--- Start of ENTRIES ---

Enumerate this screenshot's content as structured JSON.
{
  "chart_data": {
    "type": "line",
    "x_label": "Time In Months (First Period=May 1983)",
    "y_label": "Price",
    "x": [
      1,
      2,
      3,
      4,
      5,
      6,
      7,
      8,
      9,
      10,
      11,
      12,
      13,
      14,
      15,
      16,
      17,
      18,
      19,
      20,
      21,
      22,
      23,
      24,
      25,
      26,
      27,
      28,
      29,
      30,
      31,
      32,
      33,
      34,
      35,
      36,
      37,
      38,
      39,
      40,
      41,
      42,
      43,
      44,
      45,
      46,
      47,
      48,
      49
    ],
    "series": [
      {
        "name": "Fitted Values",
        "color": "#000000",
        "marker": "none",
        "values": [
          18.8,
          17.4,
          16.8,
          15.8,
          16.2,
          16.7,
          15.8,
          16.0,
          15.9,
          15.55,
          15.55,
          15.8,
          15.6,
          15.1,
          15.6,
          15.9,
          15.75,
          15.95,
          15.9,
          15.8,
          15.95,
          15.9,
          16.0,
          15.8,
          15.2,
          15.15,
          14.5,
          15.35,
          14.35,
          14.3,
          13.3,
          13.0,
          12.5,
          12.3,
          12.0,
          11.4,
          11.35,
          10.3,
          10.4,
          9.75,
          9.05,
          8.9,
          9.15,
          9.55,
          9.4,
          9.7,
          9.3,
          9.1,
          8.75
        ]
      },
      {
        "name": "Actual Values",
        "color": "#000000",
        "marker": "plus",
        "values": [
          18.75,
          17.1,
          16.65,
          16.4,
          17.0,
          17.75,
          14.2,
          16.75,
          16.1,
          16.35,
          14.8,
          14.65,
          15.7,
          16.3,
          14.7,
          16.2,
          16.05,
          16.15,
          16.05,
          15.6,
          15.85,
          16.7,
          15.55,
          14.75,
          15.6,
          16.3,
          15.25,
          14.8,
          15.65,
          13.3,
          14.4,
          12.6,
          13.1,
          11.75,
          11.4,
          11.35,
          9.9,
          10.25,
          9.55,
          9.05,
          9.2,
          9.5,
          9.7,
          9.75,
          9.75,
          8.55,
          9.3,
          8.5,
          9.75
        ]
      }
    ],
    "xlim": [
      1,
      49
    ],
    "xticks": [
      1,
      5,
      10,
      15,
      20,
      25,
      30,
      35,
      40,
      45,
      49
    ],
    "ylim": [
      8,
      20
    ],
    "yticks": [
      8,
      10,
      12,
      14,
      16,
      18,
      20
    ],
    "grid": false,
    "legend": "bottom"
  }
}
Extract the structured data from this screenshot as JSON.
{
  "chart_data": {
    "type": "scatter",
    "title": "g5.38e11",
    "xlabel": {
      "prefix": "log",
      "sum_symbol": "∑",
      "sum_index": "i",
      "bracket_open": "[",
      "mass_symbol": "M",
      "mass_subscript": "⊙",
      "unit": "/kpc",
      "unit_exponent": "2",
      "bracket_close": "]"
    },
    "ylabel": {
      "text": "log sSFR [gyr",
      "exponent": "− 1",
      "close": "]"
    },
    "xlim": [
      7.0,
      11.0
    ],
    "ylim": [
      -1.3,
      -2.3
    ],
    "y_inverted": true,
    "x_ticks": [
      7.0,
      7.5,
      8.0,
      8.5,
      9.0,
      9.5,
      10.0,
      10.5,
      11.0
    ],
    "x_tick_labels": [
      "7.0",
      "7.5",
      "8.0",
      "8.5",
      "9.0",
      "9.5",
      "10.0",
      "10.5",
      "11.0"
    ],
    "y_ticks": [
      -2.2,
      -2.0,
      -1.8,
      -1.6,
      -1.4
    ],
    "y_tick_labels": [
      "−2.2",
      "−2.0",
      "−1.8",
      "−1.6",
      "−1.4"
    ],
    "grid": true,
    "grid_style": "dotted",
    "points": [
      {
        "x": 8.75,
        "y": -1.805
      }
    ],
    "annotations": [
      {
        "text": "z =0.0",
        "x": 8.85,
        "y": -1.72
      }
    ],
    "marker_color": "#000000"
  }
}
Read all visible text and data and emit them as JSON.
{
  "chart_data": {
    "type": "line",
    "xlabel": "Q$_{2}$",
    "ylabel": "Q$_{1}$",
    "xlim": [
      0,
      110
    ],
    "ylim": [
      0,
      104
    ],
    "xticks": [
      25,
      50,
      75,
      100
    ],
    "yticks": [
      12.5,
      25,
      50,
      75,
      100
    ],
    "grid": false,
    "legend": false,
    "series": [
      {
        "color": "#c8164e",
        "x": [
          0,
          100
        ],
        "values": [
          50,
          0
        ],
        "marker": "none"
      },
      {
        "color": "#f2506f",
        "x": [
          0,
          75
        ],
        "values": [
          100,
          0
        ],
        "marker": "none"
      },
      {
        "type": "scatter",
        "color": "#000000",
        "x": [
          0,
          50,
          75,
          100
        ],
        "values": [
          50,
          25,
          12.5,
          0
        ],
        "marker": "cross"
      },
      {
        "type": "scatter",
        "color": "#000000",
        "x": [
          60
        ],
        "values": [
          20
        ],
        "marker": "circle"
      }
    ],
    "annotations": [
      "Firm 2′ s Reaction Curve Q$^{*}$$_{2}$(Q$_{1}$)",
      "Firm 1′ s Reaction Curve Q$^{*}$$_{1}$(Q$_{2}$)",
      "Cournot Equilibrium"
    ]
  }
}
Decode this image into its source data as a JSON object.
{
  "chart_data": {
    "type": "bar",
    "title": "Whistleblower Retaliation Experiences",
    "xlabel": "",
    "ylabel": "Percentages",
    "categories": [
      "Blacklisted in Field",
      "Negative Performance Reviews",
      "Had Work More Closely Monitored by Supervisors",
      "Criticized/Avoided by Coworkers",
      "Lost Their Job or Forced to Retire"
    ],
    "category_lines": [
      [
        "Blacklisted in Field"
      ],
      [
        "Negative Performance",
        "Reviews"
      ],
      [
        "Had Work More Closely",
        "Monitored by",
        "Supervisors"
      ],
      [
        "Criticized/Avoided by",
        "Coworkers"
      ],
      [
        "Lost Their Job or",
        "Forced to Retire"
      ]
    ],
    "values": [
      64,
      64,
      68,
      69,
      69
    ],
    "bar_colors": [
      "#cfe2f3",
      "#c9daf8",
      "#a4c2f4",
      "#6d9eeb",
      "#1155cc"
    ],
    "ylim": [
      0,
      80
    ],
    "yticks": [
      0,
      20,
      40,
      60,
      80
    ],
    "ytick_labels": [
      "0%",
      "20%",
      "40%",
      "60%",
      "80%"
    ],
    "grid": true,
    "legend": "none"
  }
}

--- End of ENTRIES ---

Look through the entries above and count each line holding "ylabel"; report the count alone.

3